_To be done_:
Wherever a line below holds the word "members", copy that line.

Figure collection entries
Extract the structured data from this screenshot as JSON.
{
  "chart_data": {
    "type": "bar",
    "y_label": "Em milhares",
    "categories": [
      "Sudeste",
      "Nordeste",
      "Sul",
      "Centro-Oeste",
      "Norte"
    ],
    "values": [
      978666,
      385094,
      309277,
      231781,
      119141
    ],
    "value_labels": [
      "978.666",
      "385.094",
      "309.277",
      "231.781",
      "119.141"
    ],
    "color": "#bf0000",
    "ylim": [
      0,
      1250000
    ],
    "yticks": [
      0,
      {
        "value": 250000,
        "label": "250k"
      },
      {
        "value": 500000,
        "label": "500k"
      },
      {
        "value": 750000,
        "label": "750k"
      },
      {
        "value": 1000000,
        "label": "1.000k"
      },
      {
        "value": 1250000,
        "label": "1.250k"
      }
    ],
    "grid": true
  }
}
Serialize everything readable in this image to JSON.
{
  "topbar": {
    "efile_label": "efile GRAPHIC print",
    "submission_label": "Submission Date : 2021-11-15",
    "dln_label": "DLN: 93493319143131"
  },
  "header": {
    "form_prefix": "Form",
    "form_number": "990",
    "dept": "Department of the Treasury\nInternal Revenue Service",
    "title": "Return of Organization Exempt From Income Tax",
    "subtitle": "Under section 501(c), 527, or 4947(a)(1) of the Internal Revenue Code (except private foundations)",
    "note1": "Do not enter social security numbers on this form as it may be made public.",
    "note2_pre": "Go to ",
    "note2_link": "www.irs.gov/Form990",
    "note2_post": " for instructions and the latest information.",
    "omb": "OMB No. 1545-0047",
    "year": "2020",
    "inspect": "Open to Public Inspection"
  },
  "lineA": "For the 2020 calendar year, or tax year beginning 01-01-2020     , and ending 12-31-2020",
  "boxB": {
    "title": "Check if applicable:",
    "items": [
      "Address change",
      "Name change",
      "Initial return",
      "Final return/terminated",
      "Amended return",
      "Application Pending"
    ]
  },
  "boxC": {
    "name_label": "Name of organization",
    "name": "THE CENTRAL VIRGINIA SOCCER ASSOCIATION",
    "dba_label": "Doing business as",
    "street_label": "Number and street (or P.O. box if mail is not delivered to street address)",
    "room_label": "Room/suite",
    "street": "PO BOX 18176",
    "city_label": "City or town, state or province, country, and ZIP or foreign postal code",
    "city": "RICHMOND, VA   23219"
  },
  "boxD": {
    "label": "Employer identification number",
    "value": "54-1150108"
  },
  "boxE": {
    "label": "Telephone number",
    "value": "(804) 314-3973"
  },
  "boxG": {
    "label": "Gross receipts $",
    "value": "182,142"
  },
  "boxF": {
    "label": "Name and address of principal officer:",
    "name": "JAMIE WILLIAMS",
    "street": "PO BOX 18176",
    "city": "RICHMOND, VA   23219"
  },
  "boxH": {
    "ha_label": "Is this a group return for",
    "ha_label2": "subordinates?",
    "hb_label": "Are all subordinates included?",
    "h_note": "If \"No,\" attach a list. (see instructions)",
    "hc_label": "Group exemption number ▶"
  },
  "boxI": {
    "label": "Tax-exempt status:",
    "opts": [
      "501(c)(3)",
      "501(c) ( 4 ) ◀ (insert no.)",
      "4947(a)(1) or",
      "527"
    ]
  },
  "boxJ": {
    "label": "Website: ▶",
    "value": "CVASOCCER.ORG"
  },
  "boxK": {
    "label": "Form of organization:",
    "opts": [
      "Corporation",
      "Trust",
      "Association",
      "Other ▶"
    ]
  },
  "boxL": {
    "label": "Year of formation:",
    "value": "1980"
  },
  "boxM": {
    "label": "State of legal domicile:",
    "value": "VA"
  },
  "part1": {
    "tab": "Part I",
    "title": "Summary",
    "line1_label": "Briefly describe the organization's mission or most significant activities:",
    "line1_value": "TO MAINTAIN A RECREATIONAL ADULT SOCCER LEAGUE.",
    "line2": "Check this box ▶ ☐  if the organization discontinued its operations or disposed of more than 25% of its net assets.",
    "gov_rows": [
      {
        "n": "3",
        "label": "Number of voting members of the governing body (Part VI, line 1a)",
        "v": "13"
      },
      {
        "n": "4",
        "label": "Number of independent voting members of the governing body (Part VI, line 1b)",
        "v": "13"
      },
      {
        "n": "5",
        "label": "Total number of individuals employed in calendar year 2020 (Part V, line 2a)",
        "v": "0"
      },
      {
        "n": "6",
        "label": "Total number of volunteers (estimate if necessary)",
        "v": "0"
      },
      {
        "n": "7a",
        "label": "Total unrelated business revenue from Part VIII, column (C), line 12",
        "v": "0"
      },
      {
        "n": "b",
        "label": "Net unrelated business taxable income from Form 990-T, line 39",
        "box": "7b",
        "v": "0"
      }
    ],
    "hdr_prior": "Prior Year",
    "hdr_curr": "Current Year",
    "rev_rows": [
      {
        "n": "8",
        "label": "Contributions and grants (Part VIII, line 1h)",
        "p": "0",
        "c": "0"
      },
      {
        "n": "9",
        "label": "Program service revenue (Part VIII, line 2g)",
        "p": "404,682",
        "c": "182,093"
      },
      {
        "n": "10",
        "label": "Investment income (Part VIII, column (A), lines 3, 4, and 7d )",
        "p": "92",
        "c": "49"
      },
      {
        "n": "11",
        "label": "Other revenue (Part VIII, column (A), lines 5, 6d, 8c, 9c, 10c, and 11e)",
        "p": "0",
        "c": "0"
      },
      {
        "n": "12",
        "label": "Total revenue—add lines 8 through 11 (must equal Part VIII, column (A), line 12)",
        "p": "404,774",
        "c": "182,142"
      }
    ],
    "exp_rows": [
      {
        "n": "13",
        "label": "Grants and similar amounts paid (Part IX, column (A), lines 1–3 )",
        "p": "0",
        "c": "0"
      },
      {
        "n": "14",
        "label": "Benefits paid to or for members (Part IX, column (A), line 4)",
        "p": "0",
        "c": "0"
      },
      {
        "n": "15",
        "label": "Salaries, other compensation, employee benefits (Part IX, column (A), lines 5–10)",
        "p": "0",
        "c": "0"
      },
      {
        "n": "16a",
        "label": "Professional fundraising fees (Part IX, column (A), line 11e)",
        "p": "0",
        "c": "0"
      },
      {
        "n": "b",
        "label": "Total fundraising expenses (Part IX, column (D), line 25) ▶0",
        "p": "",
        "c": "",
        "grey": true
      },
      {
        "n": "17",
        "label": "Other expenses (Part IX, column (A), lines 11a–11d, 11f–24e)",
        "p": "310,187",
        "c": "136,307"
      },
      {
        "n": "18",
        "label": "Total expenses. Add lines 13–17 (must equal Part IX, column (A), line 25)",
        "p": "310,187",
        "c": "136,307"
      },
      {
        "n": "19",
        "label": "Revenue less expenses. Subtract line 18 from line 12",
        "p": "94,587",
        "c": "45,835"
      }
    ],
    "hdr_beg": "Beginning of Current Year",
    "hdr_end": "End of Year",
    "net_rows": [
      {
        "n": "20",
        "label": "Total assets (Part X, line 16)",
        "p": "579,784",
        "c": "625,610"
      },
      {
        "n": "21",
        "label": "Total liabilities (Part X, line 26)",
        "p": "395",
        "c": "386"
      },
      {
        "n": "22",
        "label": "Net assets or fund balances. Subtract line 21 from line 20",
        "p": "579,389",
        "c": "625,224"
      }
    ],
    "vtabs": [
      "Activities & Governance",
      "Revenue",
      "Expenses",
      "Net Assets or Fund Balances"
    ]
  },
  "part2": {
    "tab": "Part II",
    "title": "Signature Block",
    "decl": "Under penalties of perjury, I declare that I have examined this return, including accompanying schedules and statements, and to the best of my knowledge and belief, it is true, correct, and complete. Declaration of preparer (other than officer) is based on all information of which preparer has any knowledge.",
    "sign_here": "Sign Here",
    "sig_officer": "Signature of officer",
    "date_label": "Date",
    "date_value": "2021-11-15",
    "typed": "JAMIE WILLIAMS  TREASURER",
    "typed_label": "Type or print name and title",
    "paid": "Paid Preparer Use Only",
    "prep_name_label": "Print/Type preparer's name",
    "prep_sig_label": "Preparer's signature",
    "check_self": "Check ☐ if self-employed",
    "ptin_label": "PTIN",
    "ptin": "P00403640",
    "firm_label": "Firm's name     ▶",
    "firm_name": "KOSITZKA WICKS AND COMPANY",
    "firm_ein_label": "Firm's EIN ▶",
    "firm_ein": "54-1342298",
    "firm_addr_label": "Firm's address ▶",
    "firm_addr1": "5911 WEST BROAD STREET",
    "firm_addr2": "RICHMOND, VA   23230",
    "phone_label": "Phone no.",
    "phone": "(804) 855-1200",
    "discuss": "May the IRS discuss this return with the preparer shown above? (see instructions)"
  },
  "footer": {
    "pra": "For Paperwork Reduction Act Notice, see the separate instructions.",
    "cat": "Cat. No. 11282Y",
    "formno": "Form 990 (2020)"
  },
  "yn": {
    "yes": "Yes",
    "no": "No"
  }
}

_Full output_:
        "label": "Number of voting members of the governing body (Part VI, line 1a)",
        "label": "Number of independent voting members of the governing body (Part VI, line 1b)",
        "label": "Benefits paid to or for members (Part IX, column (A), line 4)",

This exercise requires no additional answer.